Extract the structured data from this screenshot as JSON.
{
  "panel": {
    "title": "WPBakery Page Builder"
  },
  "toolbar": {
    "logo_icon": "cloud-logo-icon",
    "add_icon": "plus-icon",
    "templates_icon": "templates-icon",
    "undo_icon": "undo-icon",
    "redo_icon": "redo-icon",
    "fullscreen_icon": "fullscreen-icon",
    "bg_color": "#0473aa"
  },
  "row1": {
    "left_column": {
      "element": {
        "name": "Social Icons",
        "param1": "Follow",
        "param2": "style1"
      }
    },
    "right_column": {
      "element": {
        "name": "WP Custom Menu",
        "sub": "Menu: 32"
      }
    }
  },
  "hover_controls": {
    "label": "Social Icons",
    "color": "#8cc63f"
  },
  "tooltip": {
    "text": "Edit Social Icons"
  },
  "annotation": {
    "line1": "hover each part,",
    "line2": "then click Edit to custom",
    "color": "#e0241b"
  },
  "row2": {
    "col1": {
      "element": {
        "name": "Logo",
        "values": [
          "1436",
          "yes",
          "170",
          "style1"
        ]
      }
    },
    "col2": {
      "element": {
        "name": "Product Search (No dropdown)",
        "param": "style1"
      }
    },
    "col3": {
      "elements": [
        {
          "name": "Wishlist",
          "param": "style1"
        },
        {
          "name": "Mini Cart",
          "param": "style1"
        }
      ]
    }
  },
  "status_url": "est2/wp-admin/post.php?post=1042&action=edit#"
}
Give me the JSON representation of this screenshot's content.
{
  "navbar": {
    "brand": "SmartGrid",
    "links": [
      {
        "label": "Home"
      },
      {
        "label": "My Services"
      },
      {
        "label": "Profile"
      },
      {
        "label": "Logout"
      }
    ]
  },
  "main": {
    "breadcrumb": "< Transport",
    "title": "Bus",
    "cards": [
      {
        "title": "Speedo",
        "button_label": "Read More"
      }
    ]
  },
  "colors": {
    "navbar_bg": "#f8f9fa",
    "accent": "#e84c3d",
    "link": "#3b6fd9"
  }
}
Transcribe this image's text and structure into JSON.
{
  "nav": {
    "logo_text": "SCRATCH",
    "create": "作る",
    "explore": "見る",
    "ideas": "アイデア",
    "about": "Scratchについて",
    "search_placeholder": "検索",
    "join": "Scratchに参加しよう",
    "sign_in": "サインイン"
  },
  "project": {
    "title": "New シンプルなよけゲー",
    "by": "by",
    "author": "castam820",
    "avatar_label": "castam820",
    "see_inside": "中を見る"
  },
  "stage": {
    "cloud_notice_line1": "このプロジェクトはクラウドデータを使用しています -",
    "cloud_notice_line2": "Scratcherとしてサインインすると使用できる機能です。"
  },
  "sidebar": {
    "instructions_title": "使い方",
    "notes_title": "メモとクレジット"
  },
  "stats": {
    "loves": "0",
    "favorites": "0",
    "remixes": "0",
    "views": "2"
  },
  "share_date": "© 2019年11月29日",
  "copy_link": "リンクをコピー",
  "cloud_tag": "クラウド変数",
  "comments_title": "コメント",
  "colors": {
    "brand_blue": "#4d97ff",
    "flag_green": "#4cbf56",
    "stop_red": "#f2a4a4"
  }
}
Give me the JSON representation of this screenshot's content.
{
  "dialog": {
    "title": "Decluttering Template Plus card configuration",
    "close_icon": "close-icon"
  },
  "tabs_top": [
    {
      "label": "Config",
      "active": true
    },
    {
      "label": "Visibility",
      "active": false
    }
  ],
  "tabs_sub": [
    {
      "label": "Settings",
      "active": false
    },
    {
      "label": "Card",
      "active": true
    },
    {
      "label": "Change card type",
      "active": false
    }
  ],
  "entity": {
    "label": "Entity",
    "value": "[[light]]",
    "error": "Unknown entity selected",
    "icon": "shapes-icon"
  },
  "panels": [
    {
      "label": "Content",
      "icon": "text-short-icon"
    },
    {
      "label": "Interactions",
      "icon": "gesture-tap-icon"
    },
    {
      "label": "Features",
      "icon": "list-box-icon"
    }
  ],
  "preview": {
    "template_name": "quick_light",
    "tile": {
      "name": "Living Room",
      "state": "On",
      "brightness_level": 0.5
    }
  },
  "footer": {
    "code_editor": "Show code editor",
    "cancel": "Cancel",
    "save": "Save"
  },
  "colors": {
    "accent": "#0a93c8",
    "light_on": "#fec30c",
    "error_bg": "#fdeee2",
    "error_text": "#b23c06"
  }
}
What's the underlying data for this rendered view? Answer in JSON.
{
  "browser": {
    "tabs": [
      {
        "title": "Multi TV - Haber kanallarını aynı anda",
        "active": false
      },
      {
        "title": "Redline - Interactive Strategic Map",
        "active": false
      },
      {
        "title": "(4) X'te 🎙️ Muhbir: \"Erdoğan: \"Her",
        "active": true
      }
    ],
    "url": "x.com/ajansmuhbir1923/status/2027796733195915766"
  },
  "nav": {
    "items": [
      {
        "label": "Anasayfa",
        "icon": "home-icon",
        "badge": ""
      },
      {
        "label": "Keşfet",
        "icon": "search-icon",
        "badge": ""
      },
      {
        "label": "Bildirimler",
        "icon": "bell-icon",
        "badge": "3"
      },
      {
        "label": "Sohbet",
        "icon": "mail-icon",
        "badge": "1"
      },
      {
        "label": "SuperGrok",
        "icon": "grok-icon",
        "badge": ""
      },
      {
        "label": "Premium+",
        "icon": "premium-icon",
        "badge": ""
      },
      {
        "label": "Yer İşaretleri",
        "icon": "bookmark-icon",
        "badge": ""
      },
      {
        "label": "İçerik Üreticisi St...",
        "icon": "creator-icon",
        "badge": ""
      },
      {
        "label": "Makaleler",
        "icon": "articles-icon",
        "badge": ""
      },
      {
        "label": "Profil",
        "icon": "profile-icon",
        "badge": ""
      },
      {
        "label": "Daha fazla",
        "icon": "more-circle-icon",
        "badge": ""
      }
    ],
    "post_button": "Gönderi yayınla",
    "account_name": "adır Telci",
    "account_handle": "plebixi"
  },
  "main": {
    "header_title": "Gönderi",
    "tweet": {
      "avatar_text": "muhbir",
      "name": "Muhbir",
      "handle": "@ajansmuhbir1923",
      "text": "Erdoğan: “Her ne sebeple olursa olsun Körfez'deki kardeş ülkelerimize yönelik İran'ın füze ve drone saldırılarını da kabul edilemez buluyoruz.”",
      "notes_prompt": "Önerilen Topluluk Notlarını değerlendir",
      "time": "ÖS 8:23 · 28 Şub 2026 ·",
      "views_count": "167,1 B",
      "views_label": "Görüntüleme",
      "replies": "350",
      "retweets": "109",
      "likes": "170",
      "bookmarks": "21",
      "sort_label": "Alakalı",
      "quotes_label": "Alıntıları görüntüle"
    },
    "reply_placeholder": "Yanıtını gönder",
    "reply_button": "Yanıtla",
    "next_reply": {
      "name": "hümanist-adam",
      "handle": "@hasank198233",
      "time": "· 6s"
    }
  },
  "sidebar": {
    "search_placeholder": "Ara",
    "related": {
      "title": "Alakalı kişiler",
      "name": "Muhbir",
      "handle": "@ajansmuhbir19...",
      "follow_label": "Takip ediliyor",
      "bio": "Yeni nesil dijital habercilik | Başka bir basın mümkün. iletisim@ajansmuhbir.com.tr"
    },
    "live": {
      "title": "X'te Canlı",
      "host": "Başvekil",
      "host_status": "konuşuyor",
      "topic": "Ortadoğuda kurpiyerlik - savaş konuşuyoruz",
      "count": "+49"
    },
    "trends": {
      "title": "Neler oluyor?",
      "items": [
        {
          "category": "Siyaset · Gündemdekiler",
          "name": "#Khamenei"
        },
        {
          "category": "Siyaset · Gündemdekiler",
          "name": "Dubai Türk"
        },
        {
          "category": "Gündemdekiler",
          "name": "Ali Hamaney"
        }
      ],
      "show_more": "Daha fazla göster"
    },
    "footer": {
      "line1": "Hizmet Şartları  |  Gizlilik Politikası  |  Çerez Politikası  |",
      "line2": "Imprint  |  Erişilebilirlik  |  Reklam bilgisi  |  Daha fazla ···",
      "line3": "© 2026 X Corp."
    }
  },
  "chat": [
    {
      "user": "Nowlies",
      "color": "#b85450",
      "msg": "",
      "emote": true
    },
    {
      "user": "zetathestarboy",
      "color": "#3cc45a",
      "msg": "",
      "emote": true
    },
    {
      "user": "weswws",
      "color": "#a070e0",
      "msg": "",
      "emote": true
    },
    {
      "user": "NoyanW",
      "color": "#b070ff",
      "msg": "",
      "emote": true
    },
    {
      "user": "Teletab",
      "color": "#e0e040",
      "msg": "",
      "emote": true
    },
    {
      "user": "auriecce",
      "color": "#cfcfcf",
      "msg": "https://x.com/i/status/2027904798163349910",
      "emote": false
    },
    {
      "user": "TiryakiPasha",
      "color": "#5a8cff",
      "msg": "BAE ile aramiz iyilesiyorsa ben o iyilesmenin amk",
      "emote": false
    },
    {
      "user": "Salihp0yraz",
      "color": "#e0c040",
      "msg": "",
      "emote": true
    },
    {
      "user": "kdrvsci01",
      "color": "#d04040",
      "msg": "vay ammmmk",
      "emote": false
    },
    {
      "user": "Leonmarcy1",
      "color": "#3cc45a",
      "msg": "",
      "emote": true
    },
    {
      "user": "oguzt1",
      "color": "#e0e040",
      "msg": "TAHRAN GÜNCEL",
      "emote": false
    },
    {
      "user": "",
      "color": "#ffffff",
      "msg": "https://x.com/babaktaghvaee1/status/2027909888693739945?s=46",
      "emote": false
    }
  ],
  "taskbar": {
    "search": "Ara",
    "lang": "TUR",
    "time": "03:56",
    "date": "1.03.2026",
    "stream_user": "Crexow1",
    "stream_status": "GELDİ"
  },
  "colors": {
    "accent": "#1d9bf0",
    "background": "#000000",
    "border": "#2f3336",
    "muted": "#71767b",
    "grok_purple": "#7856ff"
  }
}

- **PROBLEM DESCRIPTION**
In the entries above, find every line holding the word "Alakalı" and copy it out.

- **THE OUTPUT**
      "sort_label": "Alakalı",
      "title": "Alakalı kişiler",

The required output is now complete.